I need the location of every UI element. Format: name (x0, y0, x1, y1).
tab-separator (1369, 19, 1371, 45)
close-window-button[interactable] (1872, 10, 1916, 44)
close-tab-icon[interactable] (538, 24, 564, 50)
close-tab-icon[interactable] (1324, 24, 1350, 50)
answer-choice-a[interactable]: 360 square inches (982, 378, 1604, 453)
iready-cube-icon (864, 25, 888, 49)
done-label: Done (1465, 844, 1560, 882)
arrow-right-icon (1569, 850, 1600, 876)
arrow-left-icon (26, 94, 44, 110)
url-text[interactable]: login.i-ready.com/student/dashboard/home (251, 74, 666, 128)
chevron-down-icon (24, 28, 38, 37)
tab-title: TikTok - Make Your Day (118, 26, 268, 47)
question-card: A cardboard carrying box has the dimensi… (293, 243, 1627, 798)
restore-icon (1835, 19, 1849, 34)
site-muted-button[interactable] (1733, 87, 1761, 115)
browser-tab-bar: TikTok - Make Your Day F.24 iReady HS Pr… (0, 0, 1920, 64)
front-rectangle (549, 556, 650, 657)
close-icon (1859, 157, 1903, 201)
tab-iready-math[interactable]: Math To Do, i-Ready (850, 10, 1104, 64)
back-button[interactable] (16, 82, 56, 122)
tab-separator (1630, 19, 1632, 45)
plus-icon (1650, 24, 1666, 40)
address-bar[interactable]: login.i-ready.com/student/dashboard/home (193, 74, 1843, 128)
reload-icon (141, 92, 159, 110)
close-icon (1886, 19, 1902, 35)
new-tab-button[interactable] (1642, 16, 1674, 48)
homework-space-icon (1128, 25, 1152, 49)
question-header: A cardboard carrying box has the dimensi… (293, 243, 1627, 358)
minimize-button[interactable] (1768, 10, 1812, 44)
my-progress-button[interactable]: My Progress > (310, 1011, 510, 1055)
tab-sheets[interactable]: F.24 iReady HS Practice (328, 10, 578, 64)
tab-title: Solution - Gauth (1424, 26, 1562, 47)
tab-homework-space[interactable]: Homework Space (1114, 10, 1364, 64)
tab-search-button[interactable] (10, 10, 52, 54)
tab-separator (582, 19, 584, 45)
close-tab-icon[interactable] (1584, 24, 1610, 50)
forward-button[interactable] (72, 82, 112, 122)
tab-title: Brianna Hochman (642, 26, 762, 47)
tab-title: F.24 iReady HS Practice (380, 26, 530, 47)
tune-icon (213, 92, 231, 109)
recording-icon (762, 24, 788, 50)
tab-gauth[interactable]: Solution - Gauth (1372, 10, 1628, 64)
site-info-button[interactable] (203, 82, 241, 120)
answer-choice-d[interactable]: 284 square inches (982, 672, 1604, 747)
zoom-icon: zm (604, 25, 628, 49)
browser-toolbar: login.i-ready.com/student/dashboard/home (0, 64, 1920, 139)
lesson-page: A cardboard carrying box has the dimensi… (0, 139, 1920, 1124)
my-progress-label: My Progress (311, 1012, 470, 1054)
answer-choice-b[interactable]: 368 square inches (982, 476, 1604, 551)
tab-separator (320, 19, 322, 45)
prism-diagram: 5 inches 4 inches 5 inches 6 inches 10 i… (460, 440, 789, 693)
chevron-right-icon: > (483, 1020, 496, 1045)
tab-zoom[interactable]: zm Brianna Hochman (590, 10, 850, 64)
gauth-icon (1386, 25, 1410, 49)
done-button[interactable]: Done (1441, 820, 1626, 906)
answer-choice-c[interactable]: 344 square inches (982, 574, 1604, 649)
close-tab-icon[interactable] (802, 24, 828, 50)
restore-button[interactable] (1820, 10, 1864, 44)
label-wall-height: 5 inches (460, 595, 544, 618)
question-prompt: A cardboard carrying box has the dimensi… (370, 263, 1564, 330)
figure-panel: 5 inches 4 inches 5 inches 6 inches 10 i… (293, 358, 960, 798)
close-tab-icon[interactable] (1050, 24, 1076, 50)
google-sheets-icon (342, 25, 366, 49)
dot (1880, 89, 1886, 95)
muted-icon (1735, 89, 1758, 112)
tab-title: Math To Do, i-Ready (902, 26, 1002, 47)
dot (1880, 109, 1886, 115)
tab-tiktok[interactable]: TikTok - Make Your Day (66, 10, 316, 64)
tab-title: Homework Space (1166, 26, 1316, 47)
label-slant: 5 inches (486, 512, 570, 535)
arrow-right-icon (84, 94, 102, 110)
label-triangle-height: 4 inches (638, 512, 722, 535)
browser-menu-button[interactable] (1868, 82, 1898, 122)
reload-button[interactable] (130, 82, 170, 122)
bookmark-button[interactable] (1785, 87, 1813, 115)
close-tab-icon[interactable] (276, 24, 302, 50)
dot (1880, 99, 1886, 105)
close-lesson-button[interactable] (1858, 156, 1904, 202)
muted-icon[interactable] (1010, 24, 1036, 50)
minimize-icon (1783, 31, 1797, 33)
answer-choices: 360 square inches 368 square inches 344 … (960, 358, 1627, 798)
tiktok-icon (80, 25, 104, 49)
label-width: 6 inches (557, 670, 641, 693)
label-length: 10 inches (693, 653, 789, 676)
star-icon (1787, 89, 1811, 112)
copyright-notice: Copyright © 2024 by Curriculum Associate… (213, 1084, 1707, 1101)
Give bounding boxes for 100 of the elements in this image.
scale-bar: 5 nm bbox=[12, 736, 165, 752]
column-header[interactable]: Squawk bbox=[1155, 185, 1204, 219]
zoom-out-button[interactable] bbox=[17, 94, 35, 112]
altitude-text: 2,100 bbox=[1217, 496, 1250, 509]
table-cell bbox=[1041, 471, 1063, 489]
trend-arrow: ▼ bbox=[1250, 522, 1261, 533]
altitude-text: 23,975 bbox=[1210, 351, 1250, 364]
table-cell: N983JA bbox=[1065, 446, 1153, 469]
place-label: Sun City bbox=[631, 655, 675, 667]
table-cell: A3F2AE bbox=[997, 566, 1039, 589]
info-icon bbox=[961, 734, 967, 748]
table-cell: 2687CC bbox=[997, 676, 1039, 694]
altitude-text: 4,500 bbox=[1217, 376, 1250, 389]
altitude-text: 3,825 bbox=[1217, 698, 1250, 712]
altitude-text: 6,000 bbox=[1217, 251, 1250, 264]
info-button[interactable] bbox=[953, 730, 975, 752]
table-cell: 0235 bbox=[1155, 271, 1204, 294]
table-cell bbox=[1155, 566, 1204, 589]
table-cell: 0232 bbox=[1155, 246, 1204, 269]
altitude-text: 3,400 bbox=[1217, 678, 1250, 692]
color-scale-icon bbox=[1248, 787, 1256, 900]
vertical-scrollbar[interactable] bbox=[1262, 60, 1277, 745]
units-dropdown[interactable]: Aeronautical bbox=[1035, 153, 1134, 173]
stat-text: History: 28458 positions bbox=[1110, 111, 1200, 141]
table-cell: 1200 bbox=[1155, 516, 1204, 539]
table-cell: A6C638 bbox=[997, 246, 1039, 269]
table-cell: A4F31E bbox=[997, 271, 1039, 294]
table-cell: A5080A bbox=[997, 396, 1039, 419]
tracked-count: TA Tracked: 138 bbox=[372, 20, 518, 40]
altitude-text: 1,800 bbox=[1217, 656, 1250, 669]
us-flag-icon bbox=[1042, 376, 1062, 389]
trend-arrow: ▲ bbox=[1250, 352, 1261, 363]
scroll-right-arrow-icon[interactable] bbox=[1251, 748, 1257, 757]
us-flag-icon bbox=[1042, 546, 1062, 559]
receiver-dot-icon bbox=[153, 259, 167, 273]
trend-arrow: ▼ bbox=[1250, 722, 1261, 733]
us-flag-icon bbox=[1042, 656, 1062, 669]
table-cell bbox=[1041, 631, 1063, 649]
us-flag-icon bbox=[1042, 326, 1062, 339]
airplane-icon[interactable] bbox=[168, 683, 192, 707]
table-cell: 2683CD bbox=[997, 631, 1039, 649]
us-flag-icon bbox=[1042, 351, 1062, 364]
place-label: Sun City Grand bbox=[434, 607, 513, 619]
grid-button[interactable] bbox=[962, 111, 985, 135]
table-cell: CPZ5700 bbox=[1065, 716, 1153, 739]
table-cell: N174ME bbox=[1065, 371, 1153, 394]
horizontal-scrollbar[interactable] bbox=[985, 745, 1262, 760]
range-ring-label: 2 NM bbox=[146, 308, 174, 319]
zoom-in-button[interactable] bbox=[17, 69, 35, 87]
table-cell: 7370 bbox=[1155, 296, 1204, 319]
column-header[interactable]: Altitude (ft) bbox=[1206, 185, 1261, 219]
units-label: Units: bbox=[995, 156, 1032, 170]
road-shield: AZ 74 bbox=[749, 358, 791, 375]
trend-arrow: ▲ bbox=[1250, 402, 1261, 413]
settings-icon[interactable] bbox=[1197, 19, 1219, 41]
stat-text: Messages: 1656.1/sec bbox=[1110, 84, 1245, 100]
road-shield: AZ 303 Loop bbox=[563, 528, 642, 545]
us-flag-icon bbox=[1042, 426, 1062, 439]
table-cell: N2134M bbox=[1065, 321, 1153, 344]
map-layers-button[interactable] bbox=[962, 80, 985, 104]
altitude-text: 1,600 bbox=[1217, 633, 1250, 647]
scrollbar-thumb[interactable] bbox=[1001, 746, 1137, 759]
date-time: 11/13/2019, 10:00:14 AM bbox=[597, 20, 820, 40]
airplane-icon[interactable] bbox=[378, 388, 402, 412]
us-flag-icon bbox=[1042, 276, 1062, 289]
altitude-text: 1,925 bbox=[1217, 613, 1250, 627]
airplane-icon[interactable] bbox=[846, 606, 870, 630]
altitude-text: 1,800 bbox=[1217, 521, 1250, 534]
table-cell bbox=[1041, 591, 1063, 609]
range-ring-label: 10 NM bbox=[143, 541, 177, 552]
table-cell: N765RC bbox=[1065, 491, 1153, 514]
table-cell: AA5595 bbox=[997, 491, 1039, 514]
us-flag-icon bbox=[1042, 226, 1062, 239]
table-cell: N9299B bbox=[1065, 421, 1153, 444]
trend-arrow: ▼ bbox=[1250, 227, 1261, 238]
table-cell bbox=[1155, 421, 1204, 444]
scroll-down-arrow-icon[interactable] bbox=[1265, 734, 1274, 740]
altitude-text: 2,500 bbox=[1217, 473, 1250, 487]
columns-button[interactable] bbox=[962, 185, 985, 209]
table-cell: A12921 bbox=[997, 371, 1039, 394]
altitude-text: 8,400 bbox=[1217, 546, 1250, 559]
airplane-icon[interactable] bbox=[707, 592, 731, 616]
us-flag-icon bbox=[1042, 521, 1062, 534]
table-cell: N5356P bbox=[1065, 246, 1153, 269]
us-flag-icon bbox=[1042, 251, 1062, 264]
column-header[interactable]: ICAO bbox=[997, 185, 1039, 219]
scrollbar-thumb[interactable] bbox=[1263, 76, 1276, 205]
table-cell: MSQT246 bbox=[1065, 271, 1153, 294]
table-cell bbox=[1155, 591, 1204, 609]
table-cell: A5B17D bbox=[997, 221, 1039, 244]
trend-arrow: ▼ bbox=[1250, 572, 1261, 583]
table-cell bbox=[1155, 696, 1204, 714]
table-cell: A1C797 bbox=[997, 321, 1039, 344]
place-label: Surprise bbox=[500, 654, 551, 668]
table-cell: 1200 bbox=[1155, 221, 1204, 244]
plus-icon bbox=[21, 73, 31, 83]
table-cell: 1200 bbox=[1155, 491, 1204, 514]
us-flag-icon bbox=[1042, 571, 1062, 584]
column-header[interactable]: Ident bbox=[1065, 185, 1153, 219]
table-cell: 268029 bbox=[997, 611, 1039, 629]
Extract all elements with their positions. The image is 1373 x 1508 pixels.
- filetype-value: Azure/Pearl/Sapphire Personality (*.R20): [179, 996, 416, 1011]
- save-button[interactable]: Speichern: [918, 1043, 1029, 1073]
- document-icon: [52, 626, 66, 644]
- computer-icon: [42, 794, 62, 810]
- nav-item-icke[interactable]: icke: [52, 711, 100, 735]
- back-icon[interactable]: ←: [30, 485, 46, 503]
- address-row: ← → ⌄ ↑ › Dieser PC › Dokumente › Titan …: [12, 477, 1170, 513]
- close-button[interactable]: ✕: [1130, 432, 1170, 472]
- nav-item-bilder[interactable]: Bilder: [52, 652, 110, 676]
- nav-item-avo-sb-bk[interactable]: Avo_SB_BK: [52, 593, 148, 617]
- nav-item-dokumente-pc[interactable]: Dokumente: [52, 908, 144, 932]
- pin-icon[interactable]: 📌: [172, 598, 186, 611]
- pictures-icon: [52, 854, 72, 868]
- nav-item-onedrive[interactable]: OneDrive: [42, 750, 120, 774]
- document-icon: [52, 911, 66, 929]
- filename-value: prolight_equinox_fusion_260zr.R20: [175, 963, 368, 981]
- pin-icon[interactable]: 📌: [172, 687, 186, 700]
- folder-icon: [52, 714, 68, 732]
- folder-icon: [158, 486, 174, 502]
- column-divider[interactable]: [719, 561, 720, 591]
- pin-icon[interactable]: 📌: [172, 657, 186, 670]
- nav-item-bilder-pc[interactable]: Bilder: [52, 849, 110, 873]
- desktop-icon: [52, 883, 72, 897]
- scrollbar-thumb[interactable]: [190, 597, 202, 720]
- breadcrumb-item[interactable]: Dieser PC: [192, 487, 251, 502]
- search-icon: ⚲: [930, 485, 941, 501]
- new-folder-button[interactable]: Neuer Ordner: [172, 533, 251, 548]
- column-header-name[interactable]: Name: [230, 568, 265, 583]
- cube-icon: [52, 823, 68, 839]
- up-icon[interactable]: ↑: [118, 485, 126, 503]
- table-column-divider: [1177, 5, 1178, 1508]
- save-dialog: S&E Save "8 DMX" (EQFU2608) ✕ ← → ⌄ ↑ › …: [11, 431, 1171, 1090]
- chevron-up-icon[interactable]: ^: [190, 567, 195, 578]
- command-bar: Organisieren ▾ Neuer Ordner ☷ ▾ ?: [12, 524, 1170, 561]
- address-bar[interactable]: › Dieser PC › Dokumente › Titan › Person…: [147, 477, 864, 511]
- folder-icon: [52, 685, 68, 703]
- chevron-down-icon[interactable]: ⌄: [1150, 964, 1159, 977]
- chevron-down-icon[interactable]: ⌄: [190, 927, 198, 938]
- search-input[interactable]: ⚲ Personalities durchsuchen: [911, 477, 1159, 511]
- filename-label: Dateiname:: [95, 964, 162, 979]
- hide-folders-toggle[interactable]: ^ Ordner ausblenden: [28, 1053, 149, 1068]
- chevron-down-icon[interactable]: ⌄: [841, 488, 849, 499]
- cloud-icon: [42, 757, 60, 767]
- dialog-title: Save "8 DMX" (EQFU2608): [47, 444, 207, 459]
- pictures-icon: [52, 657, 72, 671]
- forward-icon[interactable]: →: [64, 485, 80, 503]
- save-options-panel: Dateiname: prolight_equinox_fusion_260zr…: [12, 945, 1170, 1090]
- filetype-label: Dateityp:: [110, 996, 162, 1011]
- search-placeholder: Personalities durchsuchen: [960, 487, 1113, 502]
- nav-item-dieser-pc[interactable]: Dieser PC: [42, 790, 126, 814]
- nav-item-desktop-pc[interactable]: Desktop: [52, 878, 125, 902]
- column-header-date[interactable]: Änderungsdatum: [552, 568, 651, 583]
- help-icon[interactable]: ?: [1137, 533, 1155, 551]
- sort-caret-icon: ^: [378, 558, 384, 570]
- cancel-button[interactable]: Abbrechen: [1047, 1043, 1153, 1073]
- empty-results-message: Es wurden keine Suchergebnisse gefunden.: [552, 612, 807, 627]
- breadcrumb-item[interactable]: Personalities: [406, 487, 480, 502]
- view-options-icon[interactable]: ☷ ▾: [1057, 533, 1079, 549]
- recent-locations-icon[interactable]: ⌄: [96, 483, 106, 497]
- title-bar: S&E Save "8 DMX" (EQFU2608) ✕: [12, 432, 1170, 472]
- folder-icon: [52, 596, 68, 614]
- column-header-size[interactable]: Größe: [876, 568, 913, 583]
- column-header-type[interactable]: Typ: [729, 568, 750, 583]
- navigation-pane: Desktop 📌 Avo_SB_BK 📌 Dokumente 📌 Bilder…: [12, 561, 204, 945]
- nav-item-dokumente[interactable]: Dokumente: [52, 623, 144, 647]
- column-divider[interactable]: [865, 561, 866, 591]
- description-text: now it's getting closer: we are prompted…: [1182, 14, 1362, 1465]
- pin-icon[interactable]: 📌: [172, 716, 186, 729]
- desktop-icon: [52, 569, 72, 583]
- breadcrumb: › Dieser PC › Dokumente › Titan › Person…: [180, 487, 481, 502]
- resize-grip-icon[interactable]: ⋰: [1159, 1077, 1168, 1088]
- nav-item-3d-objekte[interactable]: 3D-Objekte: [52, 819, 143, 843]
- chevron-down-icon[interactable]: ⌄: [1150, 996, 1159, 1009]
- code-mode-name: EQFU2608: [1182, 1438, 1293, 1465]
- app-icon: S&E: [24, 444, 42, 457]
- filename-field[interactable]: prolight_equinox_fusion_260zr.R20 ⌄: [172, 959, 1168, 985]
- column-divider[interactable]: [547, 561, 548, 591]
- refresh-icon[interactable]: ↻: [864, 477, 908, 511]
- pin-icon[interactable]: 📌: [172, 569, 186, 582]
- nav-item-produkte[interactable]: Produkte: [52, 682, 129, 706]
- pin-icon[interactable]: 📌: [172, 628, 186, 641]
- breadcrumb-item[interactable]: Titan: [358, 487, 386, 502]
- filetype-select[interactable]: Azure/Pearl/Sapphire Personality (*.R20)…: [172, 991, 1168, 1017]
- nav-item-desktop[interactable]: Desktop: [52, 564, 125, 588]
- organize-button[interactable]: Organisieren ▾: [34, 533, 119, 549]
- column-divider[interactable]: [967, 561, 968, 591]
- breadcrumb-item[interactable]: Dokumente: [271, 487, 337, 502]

• **TO BE DONE**
Express the records from their first line through the line containing "tab-title: TikTok - Make", both included, as a JSON list of strings with one string per line and no blank lines.

• **CORRECT RESPONSE**
[
  "I need the location of every UI element. Format: name (x0, y0, x1, y1).",
  "tab-separator (1369, 19, 1371, 45)",
  "close-window-button[interactable] (1872, 10, 1916, 44)",
  "close-tab-icon[interactable] (538, 24, 564, 50)",
  "close-tab-icon[interactable] (1324, 24, 1350, 50)",
  "answer-choice-a[interactable]: 360 square inches (982, 378, 1604, 453)",
  "iready-cube-icon (864, 25, 888, 49)",
  "done-label: Done (1465, 844, 1560, 882)",
  "arrow-right-icon (1569, 850, 1600, 876)",
  "arrow-left-icon (26, 94, 44, 110)",
  "url-text[interactable]: login.i-ready.com/student/dashboard/home (251, 74, 666, 128)",
  "chevron-down-icon (24, 28, 38, 37)",
  "tab-title: TikTok - Make Your Day (118, 26, 268, 47)"
]